- Task brief: Your answer is a single number: the count of lines that contain the string "démarche".

- Data:
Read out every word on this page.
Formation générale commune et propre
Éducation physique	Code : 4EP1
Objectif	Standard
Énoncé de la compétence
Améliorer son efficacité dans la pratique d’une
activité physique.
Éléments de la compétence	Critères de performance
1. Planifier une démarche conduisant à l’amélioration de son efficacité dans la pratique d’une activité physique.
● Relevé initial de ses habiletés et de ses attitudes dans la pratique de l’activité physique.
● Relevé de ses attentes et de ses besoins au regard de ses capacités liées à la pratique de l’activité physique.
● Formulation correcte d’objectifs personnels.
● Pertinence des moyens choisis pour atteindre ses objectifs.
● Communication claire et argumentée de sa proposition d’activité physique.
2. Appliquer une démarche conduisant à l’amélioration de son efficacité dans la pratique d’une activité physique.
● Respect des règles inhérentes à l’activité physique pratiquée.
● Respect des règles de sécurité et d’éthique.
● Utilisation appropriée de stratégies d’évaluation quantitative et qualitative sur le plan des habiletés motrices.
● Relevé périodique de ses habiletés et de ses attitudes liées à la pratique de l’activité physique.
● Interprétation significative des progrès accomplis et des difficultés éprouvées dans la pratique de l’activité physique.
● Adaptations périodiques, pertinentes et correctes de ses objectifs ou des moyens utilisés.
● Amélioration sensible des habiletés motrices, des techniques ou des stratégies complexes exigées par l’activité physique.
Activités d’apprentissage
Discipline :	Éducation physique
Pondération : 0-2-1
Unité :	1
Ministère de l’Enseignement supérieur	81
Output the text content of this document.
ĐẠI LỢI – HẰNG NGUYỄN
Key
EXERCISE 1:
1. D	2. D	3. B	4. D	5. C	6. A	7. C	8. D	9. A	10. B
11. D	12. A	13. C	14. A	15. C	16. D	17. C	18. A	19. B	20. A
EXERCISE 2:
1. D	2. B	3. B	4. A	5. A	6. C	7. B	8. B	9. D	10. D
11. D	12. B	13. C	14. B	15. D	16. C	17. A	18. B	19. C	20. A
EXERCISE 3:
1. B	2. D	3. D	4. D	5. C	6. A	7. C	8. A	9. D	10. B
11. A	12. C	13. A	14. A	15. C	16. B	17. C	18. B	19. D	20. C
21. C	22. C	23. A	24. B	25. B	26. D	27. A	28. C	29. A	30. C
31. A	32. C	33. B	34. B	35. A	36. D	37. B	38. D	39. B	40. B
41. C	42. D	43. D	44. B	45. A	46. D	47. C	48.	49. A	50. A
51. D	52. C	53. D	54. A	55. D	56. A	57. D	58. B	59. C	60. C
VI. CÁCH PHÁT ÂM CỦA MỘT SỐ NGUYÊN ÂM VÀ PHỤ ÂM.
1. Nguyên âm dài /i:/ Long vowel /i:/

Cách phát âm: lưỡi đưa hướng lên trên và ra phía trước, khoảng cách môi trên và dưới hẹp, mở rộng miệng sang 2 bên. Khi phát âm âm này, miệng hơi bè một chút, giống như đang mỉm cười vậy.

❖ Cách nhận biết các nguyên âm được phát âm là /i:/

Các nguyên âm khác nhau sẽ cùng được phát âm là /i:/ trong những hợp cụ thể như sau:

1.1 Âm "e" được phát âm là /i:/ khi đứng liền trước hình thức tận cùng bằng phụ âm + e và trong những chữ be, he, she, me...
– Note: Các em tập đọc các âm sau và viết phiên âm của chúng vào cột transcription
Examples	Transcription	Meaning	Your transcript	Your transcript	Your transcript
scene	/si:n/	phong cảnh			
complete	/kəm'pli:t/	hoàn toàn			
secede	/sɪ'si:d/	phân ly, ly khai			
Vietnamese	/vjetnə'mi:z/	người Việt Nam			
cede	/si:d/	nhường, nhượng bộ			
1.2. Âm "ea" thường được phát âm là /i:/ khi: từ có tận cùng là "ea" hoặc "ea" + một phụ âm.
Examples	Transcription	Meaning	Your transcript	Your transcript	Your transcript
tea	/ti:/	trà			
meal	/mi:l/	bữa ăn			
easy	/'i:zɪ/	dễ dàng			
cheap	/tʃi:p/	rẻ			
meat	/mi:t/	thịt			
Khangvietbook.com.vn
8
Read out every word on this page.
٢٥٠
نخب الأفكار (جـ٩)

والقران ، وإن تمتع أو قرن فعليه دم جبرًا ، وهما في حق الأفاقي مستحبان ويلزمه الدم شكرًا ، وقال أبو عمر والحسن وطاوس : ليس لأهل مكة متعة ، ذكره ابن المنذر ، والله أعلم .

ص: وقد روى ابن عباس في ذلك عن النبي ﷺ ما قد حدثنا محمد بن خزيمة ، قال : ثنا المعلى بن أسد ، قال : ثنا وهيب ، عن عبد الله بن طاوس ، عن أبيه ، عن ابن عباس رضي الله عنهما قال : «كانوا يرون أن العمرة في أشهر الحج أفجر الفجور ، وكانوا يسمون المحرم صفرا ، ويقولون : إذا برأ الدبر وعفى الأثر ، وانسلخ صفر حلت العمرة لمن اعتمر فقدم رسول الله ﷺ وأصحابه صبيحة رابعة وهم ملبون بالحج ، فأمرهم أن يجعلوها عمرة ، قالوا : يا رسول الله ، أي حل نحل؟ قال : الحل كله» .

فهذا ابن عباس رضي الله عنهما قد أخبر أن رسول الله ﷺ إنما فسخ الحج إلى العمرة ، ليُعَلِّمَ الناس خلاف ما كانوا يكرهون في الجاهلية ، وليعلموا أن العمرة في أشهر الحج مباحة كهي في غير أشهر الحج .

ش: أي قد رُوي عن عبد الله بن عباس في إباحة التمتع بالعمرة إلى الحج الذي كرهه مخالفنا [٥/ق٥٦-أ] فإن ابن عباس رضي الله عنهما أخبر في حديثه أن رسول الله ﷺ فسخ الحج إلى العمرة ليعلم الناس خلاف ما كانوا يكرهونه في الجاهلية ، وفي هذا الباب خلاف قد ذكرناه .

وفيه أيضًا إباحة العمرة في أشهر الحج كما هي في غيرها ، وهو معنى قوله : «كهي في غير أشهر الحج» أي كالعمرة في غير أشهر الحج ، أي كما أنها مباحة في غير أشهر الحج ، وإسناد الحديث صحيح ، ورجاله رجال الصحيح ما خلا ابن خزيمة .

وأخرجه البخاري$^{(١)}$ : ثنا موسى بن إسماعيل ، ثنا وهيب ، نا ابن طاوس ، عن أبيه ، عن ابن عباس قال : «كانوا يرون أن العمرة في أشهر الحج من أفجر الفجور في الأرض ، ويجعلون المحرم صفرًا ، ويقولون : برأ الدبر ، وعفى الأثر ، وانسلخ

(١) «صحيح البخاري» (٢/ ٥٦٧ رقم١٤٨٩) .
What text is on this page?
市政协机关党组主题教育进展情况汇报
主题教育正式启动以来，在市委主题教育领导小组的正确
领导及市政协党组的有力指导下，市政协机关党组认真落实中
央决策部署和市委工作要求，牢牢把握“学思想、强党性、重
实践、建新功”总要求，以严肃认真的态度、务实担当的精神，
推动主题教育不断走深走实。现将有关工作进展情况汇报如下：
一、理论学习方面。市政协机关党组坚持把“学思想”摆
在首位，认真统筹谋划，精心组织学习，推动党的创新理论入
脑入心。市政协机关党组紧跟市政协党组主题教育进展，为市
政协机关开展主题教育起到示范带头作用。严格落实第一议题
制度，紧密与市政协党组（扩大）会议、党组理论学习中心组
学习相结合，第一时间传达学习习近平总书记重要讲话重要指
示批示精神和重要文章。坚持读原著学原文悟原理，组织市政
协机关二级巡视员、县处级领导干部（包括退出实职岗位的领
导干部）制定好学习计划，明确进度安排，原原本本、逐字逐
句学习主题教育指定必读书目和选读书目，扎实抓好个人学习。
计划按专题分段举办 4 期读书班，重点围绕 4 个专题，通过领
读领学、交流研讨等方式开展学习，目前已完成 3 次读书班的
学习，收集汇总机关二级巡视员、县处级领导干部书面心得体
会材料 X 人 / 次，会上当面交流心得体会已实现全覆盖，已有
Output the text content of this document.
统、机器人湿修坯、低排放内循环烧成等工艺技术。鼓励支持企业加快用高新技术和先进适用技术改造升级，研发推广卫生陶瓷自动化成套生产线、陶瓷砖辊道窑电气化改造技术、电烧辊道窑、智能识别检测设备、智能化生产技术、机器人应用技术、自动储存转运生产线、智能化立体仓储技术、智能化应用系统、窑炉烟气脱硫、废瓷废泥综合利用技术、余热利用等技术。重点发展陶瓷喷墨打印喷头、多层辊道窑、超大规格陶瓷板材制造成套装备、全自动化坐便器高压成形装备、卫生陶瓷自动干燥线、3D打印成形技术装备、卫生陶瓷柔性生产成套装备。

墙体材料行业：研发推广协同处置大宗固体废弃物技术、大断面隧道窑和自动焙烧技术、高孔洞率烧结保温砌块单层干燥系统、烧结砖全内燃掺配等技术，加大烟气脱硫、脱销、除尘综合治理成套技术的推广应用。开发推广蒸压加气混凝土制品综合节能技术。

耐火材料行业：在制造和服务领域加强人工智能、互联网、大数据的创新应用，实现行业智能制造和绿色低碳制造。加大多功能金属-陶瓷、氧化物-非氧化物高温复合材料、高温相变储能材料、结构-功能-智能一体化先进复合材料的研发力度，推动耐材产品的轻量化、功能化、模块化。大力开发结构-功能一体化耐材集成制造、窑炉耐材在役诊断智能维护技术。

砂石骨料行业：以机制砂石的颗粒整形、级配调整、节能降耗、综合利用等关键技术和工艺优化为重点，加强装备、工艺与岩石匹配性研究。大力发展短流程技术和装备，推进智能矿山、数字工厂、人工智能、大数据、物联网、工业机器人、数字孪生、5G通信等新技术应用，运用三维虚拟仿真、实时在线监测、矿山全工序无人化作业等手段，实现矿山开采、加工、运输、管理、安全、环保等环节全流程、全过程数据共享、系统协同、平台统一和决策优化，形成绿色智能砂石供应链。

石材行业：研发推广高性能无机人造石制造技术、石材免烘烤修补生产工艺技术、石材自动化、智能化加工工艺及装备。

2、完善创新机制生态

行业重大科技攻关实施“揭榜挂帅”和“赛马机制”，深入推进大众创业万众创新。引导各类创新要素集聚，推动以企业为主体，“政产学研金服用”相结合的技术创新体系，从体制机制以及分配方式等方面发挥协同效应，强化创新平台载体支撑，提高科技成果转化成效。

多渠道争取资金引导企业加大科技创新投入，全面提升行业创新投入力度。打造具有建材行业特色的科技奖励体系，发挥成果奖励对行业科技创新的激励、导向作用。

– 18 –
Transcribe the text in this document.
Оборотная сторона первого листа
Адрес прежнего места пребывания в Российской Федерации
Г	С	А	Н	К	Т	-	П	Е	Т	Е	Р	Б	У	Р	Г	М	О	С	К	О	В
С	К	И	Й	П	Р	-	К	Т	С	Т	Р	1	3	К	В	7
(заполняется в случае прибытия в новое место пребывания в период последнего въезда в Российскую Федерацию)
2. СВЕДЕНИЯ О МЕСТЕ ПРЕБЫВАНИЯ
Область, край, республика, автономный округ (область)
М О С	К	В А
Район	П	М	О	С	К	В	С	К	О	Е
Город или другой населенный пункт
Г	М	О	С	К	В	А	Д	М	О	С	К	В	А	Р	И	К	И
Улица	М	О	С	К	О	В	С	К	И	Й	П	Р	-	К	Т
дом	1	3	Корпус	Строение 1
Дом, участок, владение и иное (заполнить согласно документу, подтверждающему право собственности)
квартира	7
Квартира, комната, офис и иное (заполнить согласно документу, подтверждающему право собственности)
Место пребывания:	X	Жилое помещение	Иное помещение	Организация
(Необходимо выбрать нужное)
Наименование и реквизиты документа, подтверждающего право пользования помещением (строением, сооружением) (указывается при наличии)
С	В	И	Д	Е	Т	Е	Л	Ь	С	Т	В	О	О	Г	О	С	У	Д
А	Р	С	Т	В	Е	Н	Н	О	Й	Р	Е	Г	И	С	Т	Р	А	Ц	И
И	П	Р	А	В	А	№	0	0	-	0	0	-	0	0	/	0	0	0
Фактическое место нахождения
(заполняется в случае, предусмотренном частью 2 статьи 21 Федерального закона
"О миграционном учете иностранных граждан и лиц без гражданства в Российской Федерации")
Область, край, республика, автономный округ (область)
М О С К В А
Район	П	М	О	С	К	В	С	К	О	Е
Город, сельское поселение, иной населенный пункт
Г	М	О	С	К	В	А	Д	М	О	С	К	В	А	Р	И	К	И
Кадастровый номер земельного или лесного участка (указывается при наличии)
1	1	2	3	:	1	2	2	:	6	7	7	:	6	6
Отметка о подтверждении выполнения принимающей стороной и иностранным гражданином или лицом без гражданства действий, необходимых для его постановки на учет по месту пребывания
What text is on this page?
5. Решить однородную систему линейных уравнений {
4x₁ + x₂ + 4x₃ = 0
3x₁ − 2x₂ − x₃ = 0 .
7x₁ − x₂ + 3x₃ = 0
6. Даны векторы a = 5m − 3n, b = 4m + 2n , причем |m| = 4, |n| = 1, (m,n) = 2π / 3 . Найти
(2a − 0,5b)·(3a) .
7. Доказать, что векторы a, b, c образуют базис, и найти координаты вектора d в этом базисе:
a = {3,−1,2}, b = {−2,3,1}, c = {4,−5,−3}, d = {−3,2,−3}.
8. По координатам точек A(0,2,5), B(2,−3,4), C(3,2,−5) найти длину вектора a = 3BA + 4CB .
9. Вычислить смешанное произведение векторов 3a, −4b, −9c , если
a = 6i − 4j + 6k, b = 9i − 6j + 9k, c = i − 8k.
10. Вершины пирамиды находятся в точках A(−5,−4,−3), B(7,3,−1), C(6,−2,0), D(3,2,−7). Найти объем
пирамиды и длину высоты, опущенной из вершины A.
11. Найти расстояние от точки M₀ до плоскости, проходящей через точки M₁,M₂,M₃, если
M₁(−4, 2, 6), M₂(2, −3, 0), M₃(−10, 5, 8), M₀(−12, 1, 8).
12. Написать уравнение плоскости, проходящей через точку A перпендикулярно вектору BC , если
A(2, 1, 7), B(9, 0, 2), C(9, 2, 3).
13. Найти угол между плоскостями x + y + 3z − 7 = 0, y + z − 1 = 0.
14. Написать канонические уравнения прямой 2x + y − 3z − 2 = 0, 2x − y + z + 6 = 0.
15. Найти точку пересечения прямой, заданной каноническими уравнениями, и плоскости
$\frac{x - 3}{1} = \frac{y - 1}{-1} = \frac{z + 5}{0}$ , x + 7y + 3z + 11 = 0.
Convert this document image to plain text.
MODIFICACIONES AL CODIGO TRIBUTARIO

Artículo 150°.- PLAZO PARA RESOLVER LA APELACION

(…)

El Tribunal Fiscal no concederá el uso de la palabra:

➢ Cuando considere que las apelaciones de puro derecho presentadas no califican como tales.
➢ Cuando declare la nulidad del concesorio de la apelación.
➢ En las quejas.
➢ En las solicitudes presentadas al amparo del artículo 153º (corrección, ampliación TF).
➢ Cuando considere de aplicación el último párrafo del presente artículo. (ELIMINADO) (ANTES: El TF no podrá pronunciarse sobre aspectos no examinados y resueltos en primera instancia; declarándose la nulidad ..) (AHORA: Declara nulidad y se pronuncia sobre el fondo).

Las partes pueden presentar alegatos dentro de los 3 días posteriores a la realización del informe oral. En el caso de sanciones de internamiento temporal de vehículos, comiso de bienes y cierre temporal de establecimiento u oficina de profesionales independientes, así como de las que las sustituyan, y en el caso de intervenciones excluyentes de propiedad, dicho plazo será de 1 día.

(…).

- Reply: 2